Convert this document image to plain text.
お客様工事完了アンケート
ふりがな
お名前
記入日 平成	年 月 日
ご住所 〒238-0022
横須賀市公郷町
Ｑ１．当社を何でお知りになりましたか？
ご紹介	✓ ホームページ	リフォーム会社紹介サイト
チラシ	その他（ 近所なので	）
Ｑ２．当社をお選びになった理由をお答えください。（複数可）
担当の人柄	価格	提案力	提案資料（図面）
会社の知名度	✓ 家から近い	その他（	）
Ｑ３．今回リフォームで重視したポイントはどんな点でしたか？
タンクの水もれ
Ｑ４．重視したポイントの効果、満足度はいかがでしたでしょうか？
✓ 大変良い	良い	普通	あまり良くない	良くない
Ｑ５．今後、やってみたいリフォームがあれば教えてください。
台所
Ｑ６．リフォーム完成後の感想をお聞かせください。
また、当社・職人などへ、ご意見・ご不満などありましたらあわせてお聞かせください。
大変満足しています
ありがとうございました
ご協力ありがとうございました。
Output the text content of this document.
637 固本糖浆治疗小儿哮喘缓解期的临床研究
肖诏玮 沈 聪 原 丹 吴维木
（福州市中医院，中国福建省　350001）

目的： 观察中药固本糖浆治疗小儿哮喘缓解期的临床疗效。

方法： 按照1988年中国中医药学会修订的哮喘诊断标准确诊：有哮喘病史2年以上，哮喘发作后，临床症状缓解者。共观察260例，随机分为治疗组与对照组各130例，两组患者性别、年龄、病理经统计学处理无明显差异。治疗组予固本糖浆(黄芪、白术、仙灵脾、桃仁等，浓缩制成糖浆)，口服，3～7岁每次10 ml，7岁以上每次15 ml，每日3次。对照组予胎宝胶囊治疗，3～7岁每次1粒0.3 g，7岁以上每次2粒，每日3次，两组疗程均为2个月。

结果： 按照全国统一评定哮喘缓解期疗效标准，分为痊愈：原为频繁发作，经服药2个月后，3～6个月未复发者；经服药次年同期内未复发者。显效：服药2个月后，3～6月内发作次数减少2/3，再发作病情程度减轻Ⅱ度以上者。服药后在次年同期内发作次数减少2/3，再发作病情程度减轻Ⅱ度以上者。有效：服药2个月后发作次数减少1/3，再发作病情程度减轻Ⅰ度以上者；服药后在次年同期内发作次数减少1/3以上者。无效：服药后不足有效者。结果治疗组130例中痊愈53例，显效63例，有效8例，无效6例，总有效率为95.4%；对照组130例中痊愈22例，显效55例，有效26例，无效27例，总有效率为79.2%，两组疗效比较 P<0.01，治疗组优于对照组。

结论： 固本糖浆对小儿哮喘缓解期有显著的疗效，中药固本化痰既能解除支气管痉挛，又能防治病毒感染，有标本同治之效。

________________________________________

§ Requirement
Locate all lines in the listing above with the word "document" and copy them.

§ Answer in full
Convert this document image to plain text.
Output the text content of this document.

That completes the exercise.